* [Records for the exercise]:
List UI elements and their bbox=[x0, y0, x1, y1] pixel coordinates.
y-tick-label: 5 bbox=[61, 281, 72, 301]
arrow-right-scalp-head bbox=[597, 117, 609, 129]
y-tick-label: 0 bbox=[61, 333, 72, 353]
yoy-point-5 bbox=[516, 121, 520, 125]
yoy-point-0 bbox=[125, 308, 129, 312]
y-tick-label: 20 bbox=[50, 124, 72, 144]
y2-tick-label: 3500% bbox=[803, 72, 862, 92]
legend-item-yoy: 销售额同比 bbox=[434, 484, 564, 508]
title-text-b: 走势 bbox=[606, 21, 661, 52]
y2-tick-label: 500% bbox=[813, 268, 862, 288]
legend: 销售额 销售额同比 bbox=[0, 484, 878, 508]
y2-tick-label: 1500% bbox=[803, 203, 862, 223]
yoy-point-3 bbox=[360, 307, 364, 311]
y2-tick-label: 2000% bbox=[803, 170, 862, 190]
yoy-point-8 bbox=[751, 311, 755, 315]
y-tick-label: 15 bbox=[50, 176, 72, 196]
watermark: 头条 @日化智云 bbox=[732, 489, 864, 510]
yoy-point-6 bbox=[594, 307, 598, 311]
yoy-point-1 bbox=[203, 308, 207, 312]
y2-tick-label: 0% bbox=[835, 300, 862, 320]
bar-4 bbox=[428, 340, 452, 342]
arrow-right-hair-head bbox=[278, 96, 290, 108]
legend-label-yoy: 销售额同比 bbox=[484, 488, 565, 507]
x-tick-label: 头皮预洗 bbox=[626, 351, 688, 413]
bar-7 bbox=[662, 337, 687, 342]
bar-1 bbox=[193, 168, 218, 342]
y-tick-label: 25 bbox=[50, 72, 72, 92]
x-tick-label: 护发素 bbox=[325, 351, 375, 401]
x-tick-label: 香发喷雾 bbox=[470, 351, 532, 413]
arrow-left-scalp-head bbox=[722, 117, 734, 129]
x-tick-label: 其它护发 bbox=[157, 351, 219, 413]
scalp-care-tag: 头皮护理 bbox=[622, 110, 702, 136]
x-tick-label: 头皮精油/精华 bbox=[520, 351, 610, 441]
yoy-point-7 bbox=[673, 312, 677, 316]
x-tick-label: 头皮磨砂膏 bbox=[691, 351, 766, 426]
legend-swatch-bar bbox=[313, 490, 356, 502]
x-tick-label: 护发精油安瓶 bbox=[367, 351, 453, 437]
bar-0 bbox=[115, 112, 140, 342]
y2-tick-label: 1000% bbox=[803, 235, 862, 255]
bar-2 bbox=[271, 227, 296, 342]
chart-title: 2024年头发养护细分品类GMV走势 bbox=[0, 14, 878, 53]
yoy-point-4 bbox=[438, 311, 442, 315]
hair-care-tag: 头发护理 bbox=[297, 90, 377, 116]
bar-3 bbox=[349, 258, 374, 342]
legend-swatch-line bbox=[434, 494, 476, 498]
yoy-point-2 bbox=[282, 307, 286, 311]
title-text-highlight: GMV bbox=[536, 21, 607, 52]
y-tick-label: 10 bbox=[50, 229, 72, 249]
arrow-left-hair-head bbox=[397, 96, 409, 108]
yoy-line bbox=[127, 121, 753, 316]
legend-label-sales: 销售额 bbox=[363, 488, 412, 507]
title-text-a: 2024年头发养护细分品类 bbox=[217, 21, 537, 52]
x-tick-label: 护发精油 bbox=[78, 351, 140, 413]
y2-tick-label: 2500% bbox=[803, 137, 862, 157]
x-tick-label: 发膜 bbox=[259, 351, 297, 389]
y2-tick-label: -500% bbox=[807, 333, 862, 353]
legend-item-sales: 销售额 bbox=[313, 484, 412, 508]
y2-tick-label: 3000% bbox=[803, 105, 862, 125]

...

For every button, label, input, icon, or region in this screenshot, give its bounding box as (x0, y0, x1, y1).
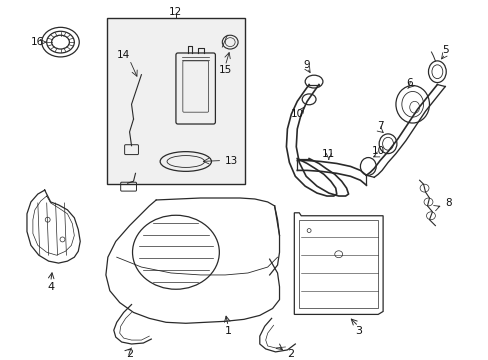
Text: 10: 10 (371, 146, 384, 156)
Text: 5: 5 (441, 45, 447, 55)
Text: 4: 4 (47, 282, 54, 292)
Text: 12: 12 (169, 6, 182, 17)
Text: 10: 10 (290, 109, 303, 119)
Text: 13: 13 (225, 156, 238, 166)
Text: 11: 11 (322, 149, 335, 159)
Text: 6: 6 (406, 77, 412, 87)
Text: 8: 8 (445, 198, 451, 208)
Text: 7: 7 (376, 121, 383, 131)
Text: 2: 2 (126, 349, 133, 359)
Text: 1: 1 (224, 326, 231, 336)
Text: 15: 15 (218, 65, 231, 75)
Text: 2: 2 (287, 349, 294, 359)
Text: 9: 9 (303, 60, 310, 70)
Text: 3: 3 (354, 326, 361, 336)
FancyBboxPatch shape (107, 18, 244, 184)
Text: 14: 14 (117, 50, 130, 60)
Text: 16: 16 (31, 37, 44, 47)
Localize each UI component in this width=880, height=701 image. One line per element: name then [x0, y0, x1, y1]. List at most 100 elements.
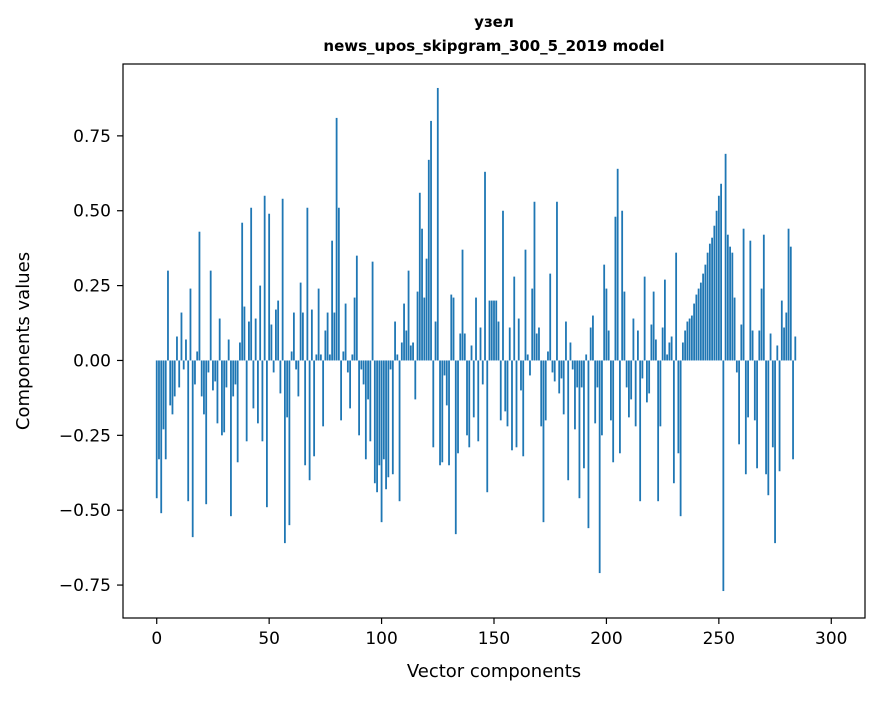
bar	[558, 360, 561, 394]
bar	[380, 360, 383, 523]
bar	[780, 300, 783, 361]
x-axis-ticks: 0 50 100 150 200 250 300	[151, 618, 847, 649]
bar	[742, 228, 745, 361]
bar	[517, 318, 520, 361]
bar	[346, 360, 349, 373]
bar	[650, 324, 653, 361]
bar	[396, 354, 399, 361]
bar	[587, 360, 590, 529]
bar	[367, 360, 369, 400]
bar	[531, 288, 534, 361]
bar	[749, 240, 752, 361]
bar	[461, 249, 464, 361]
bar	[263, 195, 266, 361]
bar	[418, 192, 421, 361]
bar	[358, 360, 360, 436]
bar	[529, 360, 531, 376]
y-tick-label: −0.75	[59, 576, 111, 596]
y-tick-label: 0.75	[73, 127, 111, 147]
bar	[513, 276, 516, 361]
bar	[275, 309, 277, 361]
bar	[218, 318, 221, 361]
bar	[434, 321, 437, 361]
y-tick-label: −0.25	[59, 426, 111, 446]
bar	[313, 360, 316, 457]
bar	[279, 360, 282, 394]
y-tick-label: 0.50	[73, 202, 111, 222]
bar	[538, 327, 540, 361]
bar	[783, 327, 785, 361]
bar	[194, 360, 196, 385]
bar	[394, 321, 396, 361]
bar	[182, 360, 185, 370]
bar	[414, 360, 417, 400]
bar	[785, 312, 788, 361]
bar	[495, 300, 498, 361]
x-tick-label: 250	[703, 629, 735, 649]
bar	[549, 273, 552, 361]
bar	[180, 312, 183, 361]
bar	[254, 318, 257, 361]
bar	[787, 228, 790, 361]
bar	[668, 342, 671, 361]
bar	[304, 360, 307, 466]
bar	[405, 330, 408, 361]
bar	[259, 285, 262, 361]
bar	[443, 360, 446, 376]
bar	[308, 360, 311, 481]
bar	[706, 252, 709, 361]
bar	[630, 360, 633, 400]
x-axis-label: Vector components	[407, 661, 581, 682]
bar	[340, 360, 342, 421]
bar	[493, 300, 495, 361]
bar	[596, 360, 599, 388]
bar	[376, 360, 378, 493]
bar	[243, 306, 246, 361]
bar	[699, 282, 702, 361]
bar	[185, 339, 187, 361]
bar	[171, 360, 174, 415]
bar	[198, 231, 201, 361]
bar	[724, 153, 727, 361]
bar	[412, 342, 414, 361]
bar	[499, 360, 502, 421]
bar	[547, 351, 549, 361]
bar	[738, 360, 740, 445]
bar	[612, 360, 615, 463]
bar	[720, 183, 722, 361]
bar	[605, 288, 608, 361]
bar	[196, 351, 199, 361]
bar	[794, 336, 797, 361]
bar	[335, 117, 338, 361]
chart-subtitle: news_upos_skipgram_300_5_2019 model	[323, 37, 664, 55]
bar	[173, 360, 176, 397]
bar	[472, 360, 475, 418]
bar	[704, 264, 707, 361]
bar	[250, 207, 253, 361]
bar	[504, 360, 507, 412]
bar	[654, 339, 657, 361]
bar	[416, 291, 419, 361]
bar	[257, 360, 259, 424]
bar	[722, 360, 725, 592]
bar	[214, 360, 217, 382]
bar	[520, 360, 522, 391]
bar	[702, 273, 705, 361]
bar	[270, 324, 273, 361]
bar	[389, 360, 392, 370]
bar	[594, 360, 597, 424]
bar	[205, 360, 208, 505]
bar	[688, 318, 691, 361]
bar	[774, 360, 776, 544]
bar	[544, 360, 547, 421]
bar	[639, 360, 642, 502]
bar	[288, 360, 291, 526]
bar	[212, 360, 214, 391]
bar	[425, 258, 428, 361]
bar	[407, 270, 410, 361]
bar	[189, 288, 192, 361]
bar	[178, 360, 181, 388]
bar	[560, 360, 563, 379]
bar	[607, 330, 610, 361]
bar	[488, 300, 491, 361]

* [Exercise aim]:
Copy verbatim the entries that begin with the line containing "Text: 10: 10 (371, 146, 384, 156)" and end with the line containing "Localize each UI", including both of those lines.

* [Task result]:
Text: 10: 10 (371, 146, 384, 156)
Text: 5: 5 (441, 45, 447, 55)
Text: 4: 4 (47, 282, 54, 292)
Text: 12: 12 (169, 6, 182, 17)
Text: 10: 10 (290, 109, 303, 119)
Text: 13: 13 (225, 156, 238, 166)
Text: 11: 11 (322, 149, 335, 159)
Text: 6: 6 (406, 77, 412, 87)
Text: 8: 8 (445, 198, 451, 208)
Text: 7: 7 (376, 121, 383, 131)
Text: 2: 2 (126, 349, 133, 359)
Text: 1: 1 (224, 326, 231, 336)
Text: 15: 15 (218, 65, 231, 75)
Text: 2: 2 (287, 349, 294, 359)
Text: 9: 9 (303, 60, 310, 70)
Text: 3: 3 (354, 326, 361, 336)
FancyBboxPatch shape (107, 18, 244, 184)
Text: 14: 14 (117, 50, 130, 60)
Text: 16: 16 (31, 37, 44, 47)
Localize each UI component in this width=880, height=701 image. One line per element: name then [x0, y0, x1, y1]. List at most 100 elements.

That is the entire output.